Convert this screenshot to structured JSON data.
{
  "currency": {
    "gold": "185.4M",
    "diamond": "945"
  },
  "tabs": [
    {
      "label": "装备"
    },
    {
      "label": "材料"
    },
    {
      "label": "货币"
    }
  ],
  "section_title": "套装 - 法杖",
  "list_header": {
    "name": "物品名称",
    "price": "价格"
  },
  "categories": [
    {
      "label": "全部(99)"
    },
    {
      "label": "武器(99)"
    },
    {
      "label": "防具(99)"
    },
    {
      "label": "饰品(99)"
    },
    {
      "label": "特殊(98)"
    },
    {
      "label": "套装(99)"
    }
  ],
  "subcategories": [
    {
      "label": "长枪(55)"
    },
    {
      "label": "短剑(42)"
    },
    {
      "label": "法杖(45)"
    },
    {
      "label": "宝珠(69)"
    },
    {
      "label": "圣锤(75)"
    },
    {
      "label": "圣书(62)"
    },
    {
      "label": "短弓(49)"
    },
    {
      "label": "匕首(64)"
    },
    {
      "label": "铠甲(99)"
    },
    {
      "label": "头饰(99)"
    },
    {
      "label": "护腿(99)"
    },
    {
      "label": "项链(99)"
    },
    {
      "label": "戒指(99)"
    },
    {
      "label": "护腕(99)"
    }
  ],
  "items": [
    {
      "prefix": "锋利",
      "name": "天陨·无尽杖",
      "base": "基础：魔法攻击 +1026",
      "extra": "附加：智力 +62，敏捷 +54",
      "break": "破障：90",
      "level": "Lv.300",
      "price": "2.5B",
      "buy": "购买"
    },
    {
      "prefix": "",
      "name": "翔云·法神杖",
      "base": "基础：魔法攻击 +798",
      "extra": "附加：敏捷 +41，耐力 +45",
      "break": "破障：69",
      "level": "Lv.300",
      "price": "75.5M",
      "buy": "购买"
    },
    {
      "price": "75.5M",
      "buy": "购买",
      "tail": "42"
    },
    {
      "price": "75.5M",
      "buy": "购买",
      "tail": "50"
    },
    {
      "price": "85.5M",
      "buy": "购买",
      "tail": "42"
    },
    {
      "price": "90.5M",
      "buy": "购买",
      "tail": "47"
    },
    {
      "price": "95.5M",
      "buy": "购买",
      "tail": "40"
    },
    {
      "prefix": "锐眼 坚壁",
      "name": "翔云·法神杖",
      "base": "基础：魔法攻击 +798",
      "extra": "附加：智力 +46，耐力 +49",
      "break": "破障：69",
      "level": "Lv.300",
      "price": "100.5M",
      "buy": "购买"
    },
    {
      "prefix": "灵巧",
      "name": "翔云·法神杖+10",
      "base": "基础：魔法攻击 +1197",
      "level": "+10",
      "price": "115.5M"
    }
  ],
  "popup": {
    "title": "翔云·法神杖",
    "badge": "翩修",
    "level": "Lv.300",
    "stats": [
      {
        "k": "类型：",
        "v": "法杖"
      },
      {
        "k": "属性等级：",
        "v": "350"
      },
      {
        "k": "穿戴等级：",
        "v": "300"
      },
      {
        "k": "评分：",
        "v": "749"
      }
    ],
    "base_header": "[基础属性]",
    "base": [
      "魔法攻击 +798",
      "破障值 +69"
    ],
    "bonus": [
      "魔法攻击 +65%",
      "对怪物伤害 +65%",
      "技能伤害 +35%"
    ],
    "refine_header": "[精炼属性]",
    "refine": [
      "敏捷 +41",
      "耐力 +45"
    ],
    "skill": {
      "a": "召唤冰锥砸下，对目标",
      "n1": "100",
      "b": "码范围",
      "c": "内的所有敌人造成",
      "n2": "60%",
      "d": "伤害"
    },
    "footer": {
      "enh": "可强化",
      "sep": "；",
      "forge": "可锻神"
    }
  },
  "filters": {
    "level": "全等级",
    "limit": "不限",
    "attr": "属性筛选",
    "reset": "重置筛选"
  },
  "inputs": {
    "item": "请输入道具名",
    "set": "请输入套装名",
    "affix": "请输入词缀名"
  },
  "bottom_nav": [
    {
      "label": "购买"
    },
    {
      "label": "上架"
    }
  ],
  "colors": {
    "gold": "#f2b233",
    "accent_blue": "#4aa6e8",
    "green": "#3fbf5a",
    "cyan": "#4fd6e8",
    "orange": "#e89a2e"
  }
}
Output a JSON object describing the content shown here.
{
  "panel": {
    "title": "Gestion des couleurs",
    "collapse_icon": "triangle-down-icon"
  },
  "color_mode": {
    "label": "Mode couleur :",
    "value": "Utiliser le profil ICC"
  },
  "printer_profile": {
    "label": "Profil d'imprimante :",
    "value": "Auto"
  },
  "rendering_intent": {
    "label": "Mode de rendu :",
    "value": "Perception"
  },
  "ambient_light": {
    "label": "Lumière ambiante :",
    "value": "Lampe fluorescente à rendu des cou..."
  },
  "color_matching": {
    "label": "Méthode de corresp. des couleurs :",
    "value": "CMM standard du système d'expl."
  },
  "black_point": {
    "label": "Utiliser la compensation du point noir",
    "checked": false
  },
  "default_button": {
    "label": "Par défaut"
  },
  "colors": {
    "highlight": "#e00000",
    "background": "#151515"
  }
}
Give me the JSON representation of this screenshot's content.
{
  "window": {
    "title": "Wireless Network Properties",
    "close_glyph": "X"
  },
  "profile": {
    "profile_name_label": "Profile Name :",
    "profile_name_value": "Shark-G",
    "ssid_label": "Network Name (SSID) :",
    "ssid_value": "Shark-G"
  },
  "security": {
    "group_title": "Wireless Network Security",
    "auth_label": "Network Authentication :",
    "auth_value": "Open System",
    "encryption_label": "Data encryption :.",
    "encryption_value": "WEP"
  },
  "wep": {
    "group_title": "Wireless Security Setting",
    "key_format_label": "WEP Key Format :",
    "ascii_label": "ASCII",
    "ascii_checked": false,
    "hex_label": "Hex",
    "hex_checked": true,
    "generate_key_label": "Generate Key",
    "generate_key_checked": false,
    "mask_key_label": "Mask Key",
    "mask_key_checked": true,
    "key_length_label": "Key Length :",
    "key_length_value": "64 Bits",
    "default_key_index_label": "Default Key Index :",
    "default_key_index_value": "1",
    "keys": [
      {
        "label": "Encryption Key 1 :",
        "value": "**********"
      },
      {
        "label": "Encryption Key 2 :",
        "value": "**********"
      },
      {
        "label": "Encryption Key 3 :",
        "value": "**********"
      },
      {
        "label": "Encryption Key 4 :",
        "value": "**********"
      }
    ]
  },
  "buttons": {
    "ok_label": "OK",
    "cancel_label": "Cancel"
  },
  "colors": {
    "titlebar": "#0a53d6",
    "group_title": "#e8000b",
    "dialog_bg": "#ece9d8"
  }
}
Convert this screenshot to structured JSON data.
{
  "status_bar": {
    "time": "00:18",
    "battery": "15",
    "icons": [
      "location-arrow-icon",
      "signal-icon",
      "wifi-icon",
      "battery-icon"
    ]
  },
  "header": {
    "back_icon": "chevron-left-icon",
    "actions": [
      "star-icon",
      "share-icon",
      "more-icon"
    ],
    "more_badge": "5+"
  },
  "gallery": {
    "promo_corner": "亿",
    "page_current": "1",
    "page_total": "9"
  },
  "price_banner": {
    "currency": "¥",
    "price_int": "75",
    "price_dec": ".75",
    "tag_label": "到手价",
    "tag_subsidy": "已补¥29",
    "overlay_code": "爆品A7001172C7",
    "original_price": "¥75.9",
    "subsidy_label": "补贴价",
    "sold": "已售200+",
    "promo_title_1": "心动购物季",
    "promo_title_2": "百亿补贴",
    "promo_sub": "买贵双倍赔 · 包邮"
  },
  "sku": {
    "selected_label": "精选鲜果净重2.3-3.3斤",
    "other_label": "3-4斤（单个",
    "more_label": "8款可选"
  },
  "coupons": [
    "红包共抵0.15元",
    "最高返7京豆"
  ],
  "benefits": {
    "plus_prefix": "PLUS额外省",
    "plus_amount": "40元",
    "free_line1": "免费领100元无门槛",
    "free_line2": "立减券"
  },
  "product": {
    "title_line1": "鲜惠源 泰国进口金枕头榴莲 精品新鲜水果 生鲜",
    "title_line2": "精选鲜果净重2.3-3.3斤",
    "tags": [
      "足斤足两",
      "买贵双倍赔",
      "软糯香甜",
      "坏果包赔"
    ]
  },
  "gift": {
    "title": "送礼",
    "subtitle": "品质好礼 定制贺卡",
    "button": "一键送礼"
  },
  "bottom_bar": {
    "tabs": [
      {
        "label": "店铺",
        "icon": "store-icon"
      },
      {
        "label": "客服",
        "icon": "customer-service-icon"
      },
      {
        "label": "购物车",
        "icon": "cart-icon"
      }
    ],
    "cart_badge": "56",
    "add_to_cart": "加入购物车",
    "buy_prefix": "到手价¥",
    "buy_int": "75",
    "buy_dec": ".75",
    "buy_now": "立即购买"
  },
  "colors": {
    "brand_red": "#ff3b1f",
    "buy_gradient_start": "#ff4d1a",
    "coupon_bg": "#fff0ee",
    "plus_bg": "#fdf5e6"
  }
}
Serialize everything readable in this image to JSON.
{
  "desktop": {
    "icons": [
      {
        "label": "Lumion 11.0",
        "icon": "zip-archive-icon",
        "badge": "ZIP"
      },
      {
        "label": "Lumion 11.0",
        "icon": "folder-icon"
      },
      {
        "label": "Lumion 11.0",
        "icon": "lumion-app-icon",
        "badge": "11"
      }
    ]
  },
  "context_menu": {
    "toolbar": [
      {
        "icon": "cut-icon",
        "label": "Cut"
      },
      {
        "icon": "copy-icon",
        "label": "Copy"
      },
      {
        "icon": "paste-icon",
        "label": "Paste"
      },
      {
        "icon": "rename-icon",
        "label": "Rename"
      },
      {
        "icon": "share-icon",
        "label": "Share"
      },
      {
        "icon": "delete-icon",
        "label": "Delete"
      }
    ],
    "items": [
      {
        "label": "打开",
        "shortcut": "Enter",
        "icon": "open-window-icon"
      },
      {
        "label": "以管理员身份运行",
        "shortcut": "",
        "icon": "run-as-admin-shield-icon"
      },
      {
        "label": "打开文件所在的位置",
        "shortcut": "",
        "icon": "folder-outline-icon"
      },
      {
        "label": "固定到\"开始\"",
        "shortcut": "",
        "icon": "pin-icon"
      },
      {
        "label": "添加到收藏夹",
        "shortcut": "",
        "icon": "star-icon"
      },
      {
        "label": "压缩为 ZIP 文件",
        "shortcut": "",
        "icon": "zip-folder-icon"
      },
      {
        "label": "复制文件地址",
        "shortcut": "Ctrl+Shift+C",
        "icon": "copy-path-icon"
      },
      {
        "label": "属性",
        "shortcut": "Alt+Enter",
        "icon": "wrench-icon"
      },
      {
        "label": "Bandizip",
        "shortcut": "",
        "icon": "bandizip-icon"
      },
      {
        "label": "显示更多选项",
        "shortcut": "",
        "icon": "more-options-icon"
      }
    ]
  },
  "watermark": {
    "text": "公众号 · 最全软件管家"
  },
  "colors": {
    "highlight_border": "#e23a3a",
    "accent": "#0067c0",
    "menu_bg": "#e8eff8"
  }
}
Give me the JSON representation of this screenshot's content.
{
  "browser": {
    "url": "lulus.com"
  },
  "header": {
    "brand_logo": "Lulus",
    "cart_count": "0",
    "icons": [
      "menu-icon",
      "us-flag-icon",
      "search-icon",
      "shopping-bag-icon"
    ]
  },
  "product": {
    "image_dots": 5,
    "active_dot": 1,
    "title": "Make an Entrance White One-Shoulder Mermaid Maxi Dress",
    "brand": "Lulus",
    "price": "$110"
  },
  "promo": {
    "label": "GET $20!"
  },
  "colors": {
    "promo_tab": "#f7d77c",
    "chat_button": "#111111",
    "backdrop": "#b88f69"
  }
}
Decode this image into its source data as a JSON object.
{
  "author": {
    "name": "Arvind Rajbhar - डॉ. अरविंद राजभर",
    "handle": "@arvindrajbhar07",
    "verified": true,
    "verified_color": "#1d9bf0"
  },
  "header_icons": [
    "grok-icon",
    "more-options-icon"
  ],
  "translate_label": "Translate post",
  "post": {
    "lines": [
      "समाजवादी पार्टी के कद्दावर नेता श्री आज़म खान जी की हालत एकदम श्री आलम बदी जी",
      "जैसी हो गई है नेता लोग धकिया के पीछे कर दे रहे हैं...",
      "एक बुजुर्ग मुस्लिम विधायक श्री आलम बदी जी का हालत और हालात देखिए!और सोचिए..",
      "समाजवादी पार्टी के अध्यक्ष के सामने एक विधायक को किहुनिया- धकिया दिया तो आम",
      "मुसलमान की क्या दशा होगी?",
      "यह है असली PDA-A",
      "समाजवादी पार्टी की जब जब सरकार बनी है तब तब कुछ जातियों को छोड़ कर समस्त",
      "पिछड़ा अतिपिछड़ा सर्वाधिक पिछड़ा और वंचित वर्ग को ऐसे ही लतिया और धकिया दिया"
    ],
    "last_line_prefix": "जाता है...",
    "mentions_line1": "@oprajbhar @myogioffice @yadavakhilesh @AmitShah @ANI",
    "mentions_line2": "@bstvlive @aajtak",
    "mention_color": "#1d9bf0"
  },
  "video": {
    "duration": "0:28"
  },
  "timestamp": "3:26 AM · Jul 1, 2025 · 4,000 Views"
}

------

Look through the data above. Copy every line with the string "true" in it.

    "hex_checked": true,
    "mask_key_checked": true,
    "verified": true,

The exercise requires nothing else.